--- start of Data for this task ---

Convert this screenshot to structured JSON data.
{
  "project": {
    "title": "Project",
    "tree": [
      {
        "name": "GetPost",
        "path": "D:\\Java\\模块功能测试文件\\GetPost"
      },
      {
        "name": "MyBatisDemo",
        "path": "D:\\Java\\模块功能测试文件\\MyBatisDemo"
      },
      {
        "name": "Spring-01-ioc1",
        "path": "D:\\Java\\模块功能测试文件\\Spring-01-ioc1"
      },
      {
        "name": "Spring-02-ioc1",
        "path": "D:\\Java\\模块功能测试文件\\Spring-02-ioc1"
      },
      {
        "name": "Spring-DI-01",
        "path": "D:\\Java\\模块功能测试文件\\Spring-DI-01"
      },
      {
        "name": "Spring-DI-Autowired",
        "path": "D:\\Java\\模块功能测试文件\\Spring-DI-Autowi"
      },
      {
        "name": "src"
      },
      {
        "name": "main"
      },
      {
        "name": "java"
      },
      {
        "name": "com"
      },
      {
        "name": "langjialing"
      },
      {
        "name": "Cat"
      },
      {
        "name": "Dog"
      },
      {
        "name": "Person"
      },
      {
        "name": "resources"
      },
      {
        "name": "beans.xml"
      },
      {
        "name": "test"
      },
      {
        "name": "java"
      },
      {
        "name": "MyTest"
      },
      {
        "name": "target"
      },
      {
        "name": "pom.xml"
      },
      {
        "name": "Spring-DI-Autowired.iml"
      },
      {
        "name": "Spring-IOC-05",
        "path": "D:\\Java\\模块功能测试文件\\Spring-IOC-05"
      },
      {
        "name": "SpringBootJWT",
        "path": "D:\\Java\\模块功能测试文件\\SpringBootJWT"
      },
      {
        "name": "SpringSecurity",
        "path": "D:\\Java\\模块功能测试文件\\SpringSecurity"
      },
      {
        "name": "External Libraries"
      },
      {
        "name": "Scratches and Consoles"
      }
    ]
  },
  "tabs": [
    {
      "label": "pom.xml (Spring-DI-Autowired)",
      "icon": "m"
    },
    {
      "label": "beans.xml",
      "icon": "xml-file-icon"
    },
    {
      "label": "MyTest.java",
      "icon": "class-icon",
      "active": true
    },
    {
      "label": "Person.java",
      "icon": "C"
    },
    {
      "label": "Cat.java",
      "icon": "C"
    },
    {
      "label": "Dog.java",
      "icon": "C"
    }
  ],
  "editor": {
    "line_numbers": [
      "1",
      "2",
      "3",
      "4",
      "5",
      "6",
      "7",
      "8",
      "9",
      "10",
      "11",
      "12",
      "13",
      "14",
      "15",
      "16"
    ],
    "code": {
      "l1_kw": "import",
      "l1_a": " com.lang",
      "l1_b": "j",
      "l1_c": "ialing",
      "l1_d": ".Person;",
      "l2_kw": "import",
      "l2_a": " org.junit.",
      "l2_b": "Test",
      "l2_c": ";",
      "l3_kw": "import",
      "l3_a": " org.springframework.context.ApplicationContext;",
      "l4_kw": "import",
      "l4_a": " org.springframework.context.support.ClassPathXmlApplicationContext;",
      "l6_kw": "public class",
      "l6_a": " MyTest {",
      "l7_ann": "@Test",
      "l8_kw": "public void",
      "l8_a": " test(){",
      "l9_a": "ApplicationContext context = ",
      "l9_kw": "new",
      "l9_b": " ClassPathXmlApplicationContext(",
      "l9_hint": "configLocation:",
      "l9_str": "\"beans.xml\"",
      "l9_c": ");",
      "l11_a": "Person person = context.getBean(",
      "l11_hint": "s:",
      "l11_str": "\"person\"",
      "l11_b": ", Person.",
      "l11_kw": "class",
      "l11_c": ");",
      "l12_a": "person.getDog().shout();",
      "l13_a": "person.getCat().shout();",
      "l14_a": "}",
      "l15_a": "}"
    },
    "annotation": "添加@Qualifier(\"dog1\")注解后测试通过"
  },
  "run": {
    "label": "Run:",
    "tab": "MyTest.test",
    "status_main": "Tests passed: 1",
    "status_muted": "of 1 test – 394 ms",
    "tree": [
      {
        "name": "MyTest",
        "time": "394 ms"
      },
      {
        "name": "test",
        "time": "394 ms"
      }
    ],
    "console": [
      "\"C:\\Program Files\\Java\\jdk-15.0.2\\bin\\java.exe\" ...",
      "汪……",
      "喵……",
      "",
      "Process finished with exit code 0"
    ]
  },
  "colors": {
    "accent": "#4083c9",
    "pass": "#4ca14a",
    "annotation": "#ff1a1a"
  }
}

--- end of Data for this task ---

Instructions to follow: Exactly reproduce all of the entries.

Solution for this problem:
Convert this screenshot to structured JSON data.
{
  "project": {
    "title": "Project",
    "tree": [
      {
        "name": "GetPost",
        "path": "D:\\Java\\模块功能测试文件\\GetPost"
      },
      {
        "name": "MyBatisDemo",
        "path": "D:\\Java\\模块功能测试文件\\MyBatisDemo"
      },
      {
        "name": "Spring-01-ioc1",
        "path": "D:\\Java\\模块功能测试文件\\Spring-01-ioc1"
      },
      {
        "name": "Spring-02-ioc1",
        "path": "D:\\Java\\模块功能测试文件\\Spring-02-ioc1"
      },
      {
        "name": "Spring-DI-01",
        "path": "D:\\Java\\模块功能测试文件\\Spring-DI-01"
      },
      {
        "name": "Spring-DI-Autowired",
        "path": "D:\\Java\\模块功能测试文件\\Spring-DI-Autowi"
      },
      {
        "name": "src"
      },
      {
        "name": "main"
      },
      {
        "name": "java"
      },
      {
        "name": "com"
      },
      {
        "name": "langjialing"
      },
      {
        "name": "Cat"
      },
      {
        "name": "Dog"
      },
      {
        "name": "Person"
      },
      {
        "name": "resources"
      },
      {
        "name": "beans.xml"
      },
      {
        "name": "test"
      },
      {
        "name": "java"
      },
      {
        "name": "MyTest"
      },
      {
        "name": "target"
      },
      {
        "name": "pom.xml"
      },
      {
        "name": "Spring-DI-Autowired.iml"
      },
      {
        "name": "Spring-IOC-05",
        "path": "D:\\Java\\模块功能测试文件\\Spring-IOC-05"
      },
      {
        "name": "SpringBootJWT",
        "path": "D:\\Java\\模块功能测试文件\\SpringBootJWT"
      },
      {
        "name": "SpringSecurity",
        "path": "D:\\Java\\模块功能测试文件\\SpringSecurity"
      },
      {
        "name": "External Libraries"
      },
      {
        "name": "Scratches and Consoles"
      }
    ]
  },
  "tabs": [
    {
      "label": "pom.xml (Spring-DI-Autowired)",
      "icon": "m"
    },
    {
      "label": "beans.xml",
      "icon": "xml-file-icon"
    },
    {
      "label": "MyTest.java",
      "icon": "class-icon",
      "active": true
    },
    {
      "label": "Person.java",
      "icon": "C"
    },
    {
      "label": "Cat.java",
      "icon": "C"
    },
    {
      "label": "Dog.java",
      "icon": "C"
    }
  ],
  "editor": {
    "line_numbers": [
      "1",
      "2",
      "3",
      "4",
      "5",
      "6",
      "7",
      "8",
      "9",
      "10",
      "11",
      "12",
      "13",
      "14",
      "15",
      "16"
    ],
    "code": {
      "l1_kw": "import",
      "l1_a": " com.lang",
      "l1_b": "j",
      "l1_c": "ialing",
      "l1_d": ".Person;",
      "l2_kw": "import",
      "l2_a": " org.junit.",
      "l2_b": "Test",
      "l2_c": ";",
      "l3_kw": "import",
      "l3_a": " org.springframework.context.ApplicationContext;",
      "l4_kw": "import",
      "l4_a": " org.springframework.context.support.ClassPathXmlApplicationContext;",
      "l6_kw": "public class",
      "l6_a": " MyTest {",
      "l7_ann": "@Test",
      "l8_kw": "public void",
      "l8_a": " test(){",
      "l9_a": "ApplicationContext context = ",
      "l9_kw": "new",
      "l9_b": " ClassPathXmlApplicationContext(",
      "l9_hint": "configLocation:",
      "l9_str": "\"beans.xml\"",
      "l9_c": ");",
      "l11_a": "Person person = context.getBean(",
      "l11_hint": "s:",
      "l11_str": "\"person\"",
      "l11_b": ", Person.",
      "l11_kw": "class",
      "l11_c": ");",
      "l12_a": "person.getDog().shout();",
      "l13_a": "person.getCat().shout();",
      "l14_a": "}",
      "l15_a": "}"
    },
    "annotation": "添加@Qualifier(\"dog1\")注解后测试通过"
  },
  "run": {
    "label": "Run:",
    "tab": "MyTest.test",
    "status_main": "Tests passed: 1",
    "status_muted": "of 1 test – 394 ms",
    "tree": [
      {
        "name": "MyTest",
        "time": "394 ms"
      },
      {
        "name": "test",
        "time": "394 ms"
      }
    ],
    "console": [
      "\"C:\\Program Files\\Java\\jdk-15.0.2\\bin\\java.exe\" ...",
      "汪……",
      "喵……",
      "",
      "Process finished with exit code 0"
    ]
  },
  "colors": {
    "accent": "#4083c9",
    "pass": "#4ca14a",
    "annotation": "#ff1a1a"
  }
}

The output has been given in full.